(Problem to solve)
Please copy the material below with every "truss-web-member" changed to "web-bar" and nothing else altered.

(Excerpted records)
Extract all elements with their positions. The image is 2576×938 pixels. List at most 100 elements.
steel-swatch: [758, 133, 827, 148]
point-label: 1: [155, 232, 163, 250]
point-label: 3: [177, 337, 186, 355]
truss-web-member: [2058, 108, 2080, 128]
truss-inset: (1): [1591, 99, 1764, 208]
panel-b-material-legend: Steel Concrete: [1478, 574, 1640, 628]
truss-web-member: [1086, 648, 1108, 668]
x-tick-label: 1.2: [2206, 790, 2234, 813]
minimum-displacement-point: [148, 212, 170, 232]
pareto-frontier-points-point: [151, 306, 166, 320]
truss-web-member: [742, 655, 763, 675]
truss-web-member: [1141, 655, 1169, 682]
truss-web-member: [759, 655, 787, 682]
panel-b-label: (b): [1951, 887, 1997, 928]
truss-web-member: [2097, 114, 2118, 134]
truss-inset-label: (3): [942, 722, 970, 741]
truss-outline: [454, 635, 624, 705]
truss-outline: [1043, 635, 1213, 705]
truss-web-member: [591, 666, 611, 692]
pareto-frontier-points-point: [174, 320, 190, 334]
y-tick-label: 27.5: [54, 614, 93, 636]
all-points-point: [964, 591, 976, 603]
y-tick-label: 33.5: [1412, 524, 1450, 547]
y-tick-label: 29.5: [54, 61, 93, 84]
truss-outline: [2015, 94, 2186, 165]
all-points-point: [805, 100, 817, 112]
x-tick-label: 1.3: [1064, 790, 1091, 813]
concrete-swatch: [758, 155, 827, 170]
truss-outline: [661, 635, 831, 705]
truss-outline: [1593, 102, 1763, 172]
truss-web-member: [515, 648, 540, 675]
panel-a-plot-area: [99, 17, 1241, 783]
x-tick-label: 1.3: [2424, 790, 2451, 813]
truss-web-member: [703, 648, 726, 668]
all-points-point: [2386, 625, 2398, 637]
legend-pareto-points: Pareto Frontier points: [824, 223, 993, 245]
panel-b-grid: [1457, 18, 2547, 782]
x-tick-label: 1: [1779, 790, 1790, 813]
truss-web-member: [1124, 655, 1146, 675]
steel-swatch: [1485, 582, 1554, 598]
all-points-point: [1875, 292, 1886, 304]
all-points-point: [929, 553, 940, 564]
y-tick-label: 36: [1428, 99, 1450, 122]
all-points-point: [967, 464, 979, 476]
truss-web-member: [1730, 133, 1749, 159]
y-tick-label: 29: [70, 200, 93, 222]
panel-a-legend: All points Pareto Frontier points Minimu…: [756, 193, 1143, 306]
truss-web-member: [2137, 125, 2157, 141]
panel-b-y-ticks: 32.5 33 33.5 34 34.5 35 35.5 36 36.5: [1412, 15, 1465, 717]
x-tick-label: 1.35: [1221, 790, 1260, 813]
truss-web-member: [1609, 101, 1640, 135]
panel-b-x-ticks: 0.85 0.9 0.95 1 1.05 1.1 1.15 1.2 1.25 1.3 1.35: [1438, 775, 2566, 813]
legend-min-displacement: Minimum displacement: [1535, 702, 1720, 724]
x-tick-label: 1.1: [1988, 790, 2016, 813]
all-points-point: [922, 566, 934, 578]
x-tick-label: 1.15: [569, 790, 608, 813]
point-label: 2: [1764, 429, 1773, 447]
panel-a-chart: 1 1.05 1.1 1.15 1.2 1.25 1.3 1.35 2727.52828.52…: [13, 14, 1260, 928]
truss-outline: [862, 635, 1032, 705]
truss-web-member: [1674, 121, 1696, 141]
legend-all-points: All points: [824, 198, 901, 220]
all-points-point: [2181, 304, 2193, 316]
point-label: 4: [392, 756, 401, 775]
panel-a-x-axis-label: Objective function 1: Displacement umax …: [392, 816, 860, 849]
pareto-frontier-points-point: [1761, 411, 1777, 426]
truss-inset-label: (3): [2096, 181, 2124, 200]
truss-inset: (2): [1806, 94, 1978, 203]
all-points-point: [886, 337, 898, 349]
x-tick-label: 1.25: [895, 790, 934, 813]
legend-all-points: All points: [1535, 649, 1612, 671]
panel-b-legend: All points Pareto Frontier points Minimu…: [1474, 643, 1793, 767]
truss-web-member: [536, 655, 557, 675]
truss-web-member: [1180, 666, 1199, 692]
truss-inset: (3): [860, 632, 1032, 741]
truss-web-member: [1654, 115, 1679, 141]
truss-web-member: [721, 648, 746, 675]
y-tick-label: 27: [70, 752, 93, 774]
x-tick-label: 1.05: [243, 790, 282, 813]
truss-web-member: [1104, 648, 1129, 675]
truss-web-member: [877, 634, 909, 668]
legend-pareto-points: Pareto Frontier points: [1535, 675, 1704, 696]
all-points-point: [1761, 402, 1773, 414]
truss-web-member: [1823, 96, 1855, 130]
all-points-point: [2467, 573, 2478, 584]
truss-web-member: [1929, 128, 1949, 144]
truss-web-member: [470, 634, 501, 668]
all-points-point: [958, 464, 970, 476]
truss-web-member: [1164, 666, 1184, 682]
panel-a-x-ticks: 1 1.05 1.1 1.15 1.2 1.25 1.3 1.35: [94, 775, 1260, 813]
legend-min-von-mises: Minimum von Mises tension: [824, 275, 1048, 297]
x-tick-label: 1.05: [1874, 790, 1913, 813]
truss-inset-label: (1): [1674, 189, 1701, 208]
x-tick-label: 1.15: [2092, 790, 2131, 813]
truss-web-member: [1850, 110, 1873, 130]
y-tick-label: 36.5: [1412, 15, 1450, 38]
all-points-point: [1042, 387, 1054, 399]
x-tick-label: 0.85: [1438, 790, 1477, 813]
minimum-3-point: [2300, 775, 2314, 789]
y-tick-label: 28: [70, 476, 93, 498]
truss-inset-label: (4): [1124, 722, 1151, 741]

(Solution below)
Extract all elements with their positions. The image is 2576×938 pixels. List at most 100 elements.
steel-swatch: [758, 133, 827, 148]
point-label: 1: [155, 232, 163, 250]
point-label: 3: [177, 337, 186, 355]
web-bar: [2058, 108, 2080, 128]
truss-inset: (1): [1591, 99, 1764, 208]
panel-b-material-legend: Steel Concrete: [1478, 574, 1640, 628]
web-bar: [1086, 648, 1108, 668]
x-tick-label: 1.2: [2206, 790, 2234, 813]
minimum-displacement-point: [148, 212, 170, 232]
pareto-frontier-points-point: [151, 306, 166, 320]
web-bar: [742, 655, 763, 675]
web-bar: [1141, 655, 1169, 682]
web-bar: [759, 655, 787, 682]
panel-b-label: (b): [1951, 887, 1997, 928]
web-bar: [2097, 114, 2118, 134]
truss-inset-label: (3): [942, 722, 970, 741]
truss-outline: [454, 635, 624, 705]
truss-outline: [1043, 635, 1213, 705]
web-bar: [591, 666, 611, 692]
pareto-frontier-points-point: [174, 320, 190, 334]
y-tick-label: 27.5: [54, 614, 93, 636]
all-points-point: [964, 591, 976, 603]
y-tick-label: 33.5: [1412, 524, 1450, 547]
y-tick-label: 29.5: [54, 61, 93, 84]
truss-outline: [2015, 94, 2186, 165]
all-points-point: [805, 100, 817, 112]
x-tick-label: 1.3: [1064, 790, 1091, 813]
concrete-swatch: [758, 155, 827, 170]
truss-outline: [661, 635, 831, 705]
truss-outline: [1593, 102, 1763, 172]
web-bar: [515, 648, 540, 675]
panel-a-plot-area: [99, 17, 1241, 783]
x-tick-label: 1.3: [2424, 790, 2451, 813]
web-bar: [703, 648, 726, 668]
all-points-point: [2386, 625, 2398, 637]
legend-pareto-points: Pareto Frontier points: [824, 223, 993, 245]
panel-b-grid: [1457, 18, 2547, 782]
x-tick-label: 1: [1779, 790, 1790, 813]
web-bar: [1124, 655, 1146, 675]
steel-swatch: [1485, 582, 1554, 598]
all-points-point: [1875, 292, 1886, 304]
all-points-point: [929, 553, 940, 564]
y-tick-label: 36: [1428, 99, 1450, 122]
all-points-point: [967, 464, 979, 476]
web-bar: [1730, 133, 1749, 159]
y-tick-label: 29: [70, 200, 93, 222]
panel-a-legend: All points Pareto Frontier points Minimu…: [756, 193, 1143, 306]
web-bar: [2137, 125, 2157, 141]
panel-b-y-ticks: 32.5 33 33.5 34 34.5 35 35.5 36 36.5: [1412, 15, 1465, 717]
x-tick-label: 1.35: [1221, 790, 1260, 813]
web-bar: [1609, 101, 1640, 135]
panel-b-x-ticks: 0.85 0.9 0.95 1 1.05 1.1 1.15 1.2 1.25 1.3 1.35: [1438, 775, 2566, 813]
legend-min-displacement: Minimum displacement: [1535, 702, 1720, 724]
x-tick-label: 1.1: [1988, 790, 2016, 813]
all-points-point: [922, 566, 934, 578]
x-tick-label: 1.15: [569, 790, 608, 813]
point-label: 2: [1764, 429, 1773, 447]
panel-a-chart: 1 1.05 1.1 1.15 1.2 1.25 1.3 1.35 2727.52828.52…: [13, 14, 1260, 928]
truss-outline: [862, 635, 1032, 705]
web-bar: [1674, 121, 1696, 141]
legend-all-points: All points: [824, 198, 901, 220]
all-points-point: [2181, 304, 2193, 316]
point-label: 4: [392, 756, 401, 775]
panel-a-x-axis-label: Objective function 1: Displacement umax …: [392, 816, 860, 849]
pareto-frontier-points-point: [1761, 411, 1777, 426]
truss-inset-label: (3): [2096, 181, 2124, 200]
truss-inset: (2): [1806, 94, 1978, 203]
all-points-point: [886, 337, 898, 349]
x-tick-label: 1.25: [895, 790, 934, 813]
legend-all-points: All points: [1535, 649, 1612, 671]
panel-b-legend: All points Pareto Frontier points Minimu…: [1474, 643, 1793, 767]
web-bar: [536, 655, 557, 675]
web-bar: [1180, 666, 1199, 692]
truss-inset: (3): [860, 632, 1032, 741]
web-bar: [1654, 115, 1679, 141]
web-bar: [721, 648, 746, 675]
y-tick-label: 27: [70, 752, 93, 774]
x-tick-label: 1.05: [243, 790, 282, 813]
web-bar: [1104, 648, 1129, 675]
web-bar: [877, 634, 909, 668]
legend-pareto-points: Pareto Frontier points: [1535, 675, 1704, 696]
all-points-point: [1761, 402, 1773, 414]
web-bar: [1823, 96, 1855, 130]
all-points-point: [2467, 573, 2478, 584]
web-bar: [1929, 128, 1949, 144]
web-bar: [470, 634, 501, 668]
all-points-point: [958, 464, 970, 476]
web-bar: [1164, 666, 1184, 682]
panel-a-x-ticks: 1 1.05 1.1 1.15 1.2 1.25 1.3 1.35: [94, 775, 1260, 813]
legend-min-von-mises: Minimum von Mises tension: [824, 275, 1048, 297]
x-tick-label: 1.05: [1874, 790, 1913, 813]
truss-inset-label: (1): [1674, 189, 1701, 208]
x-tick-label: 1.15: [2092, 790, 2131, 813]
web-bar: [1850, 110, 1873, 130]
y-tick-label: 36.5: [1412, 15, 1450, 38]
all-points-point: [1042, 387, 1054, 399]
x-tick-label: 0.85: [1438, 790, 1477, 813]
minimum-3-point: [2300, 775, 2314, 789]
y-tick-label: 28: [70, 476, 93, 498]
truss-inset-label: (4): [1124, 722, 1151, 741]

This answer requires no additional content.